> _Exercise objective_
Reproduce the entire listing word for word.

(Stored items from a collection)
Begin

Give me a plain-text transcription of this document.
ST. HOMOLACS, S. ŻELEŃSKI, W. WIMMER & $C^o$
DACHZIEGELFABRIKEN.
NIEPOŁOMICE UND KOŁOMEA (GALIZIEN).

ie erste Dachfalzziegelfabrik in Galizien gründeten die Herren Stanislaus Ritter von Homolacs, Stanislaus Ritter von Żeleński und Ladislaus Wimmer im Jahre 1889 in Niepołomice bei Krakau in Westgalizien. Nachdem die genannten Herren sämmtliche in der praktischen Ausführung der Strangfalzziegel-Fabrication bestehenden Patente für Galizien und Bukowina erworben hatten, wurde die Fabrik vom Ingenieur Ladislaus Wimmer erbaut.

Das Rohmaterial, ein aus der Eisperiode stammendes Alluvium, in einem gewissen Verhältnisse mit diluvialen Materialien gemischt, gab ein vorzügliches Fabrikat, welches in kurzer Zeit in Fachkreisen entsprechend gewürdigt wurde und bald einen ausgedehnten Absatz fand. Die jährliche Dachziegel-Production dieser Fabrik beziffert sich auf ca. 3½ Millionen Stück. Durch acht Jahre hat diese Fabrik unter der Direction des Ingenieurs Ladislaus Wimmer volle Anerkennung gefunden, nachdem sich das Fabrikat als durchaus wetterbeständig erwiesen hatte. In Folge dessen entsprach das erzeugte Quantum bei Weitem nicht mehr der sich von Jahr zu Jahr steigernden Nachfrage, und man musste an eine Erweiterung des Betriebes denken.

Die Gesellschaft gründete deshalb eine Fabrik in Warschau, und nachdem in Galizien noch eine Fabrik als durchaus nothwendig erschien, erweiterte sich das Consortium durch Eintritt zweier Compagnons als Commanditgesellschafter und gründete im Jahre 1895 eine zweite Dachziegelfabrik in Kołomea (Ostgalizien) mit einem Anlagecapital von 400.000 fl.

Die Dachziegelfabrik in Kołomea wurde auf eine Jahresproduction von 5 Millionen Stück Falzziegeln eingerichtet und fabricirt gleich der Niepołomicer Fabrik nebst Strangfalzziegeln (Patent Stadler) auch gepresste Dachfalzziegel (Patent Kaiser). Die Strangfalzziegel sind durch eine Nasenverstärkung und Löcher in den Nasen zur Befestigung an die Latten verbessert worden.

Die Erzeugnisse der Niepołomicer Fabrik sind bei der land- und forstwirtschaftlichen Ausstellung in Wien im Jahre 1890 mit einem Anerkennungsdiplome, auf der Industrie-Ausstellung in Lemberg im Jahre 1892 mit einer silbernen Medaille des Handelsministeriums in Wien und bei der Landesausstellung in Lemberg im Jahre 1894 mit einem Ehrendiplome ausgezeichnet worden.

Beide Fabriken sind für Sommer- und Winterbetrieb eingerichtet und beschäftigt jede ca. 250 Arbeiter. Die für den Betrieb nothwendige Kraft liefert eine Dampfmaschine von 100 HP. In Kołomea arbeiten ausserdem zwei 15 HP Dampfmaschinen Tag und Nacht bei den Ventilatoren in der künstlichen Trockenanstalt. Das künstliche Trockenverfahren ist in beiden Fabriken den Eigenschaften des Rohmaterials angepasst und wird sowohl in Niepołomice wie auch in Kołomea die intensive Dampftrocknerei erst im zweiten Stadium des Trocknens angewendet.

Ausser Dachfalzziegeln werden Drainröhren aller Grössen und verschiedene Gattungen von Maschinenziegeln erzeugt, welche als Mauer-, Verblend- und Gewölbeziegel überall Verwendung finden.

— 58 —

End

> _Exercise solution_
Give me a plain-text transcription of this document.
ST. HOMOLACS, S. ŻELEŃSKI, W. WIMMER & $C^o$
DACHZIEGELFABRIKEN.
NIEPOŁOMICE UND KOŁOMEA (GALIZIEN).

ie erste Dachfalzziegelfabrik in Galizien gründeten die Herren Stanislaus Ritter von Homolacs, Stanislaus Ritter von Żeleński und Ladislaus Wimmer im Jahre 1889 in Niepołomice bei Krakau in Westgalizien. Nachdem die genannten Herren sämmtliche in der praktischen Ausführung der Strangfalzziegel-Fabrication bestehenden Patente für Galizien und Bukowina erworben hatten, wurde die Fabrik vom Ingenieur Ladislaus Wimmer erbaut.

Das Rohmaterial, ein aus der Eisperiode stammendes Alluvium, in einem gewissen Verhältnisse mit diluvialen Materialien gemischt, gab ein vorzügliches Fabrikat, welches in kurzer Zeit in Fachkreisen entsprechend gewürdigt wurde und bald einen ausgedehnten Absatz fand. Die jährliche Dachziegel-Production dieser Fabrik beziffert sich auf ca. 3½ Millionen Stück. Durch acht Jahre hat diese Fabrik unter der Direction des Ingenieurs Ladislaus Wimmer volle Anerkennung gefunden, nachdem sich das Fabrikat als durchaus wetterbeständig erwiesen hatte. In Folge dessen entsprach das erzeugte Quantum bei Weitem nicht mehr der sich von Jahr zu Jahr steigernden Nachfrage, und man musste an eine Erweiterung des Betriebes denken.

Die Gesellschaft gründete deshalb eine Fabrik in Warschau, und nachdem in Galizien noch eine Fabrik als durchaus nothwendig erschien, erweiterte sich das Consortium durch Eintritt zweier Compagnons als Commanditgesellschafter und gründete im Jahre 1895 eine zweite Dachziegelfabrik in Kołomea (Ostgalizien) mit einem Anlagecapital von 400.000 fl.

Die Dachziegelfabrik in Kołomea wurde auf eine Jahresproduction von 5 Millionen Stück Falzziegeln eingerichtet und fabricirt gleich der Niepołomicer Fabrik nebst Strangfalzziegeln (Patent Stadler) auch gepresste Dachfalzziegel (Patent Kaiser). Die Strangfalzziegel sind durch eine Nasenverstärkung und Löcher in den Nasen zur Befestigung an die Latten verbessert worden.

Die Erzeugnisse der Niepołomicer Fabrik sind bei der land- und forstwirtschaftlichen Ausstellung in Wien im Jahre 1890 mit einem Anerkennungsdiplome, auf der Industrie-Ausstellung in Lemberg im Jahre 1892 mit einer silbernen Medaille des Handelsministeriums in Wien und bei der Landesausstellung in Lemberg im Jahre 1894 mit einem Ehrendiplome ausgezeichnet worden.

Beide Fabriken sind für Sommer- und Winterbetrieb eingerichtet und beschäftigt jede ca. 250 Arbeiter. Die für den Betrieb nothwendige Kraft liefert eine Dampfmaschine von 100 HP. In Kołomea arbeiten ausserdem zwei 15 HP Dampfmaschinen Tag und Nacht bei den Ventilatoren in der künstlichen Trockenanstalt. Das künstliche Trockenverfahren ist in beiden Fabriken den Eigenschaften des Rohmaterials angepasst und wird sowohl in Niepołomice wie auch in Kołomea die intensive Dampftrocknerei erst im zweiten Stadium des Trocknens angewendet.

Ausser Dachfalzziegeln werden Drainröhren aller Grössen und verschiedene Gattungen von Maschinenziegeln erzeugt, welche als Mauer-, Verblend- und Gewölbeziegel überall Verwendung finden.

— 58 —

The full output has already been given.